> _Written request_: Below are some records. Say how many of their lines include the string "选项错误", giving only the number.

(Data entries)
◆ ◆ ◆

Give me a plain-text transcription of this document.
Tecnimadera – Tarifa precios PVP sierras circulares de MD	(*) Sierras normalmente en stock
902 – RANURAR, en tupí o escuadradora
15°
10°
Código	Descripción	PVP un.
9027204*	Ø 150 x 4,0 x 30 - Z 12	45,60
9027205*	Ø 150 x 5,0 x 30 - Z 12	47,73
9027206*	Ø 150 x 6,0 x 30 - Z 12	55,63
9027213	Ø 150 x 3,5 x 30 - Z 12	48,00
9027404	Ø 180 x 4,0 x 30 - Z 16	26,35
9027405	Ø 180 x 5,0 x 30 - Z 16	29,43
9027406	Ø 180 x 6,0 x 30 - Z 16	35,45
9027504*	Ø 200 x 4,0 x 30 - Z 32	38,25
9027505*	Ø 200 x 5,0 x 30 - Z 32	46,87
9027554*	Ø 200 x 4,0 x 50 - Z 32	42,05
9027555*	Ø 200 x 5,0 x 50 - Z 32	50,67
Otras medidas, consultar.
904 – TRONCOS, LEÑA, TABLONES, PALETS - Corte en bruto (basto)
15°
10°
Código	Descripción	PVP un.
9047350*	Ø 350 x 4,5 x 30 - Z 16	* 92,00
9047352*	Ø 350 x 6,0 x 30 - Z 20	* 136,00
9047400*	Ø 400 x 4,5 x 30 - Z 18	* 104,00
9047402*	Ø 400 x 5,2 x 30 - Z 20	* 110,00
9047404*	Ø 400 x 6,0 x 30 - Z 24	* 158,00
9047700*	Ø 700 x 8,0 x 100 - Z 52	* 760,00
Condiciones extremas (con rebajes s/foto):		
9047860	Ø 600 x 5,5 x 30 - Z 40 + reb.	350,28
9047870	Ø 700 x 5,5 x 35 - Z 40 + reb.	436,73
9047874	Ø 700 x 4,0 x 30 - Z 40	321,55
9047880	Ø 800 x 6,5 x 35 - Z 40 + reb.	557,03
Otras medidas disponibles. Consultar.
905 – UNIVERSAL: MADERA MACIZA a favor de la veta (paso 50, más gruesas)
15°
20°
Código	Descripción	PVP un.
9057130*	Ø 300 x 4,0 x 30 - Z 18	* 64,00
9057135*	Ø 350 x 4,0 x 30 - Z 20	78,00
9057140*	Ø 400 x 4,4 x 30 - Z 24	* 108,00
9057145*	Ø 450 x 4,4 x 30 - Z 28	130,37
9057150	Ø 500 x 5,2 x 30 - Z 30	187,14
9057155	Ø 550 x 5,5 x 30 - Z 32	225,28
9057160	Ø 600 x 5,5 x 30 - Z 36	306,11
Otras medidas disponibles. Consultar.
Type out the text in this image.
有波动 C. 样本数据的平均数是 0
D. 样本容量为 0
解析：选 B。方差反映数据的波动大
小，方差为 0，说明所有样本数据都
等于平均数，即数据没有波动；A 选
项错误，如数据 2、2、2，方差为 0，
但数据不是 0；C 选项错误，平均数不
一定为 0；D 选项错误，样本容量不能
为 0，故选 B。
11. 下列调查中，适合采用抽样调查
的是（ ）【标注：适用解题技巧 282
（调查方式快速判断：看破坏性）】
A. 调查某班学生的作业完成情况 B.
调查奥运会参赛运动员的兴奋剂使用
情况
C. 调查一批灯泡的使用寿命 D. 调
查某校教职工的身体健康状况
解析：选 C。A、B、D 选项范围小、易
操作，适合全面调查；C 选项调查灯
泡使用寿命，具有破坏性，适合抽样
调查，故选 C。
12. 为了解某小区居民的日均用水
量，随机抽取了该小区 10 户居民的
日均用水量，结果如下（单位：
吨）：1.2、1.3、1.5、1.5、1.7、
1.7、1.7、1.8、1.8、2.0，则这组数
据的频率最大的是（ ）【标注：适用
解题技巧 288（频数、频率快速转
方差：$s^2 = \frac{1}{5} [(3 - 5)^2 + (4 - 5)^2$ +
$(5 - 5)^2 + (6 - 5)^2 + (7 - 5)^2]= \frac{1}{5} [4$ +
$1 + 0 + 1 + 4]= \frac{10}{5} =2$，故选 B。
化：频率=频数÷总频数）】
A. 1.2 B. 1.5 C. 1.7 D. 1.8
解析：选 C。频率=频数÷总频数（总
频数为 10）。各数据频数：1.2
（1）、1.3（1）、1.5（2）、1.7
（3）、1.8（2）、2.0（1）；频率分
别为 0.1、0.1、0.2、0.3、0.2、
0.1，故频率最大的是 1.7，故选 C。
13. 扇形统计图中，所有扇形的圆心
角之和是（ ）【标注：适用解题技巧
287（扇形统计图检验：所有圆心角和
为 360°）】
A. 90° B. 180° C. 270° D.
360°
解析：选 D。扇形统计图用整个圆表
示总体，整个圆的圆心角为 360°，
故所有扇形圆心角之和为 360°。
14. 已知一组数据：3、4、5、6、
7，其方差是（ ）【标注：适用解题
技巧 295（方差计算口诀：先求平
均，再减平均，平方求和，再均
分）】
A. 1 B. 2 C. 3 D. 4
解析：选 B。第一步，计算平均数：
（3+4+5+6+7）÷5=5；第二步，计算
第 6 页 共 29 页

◆ ◆ ◆

> _Answer to the task_: 2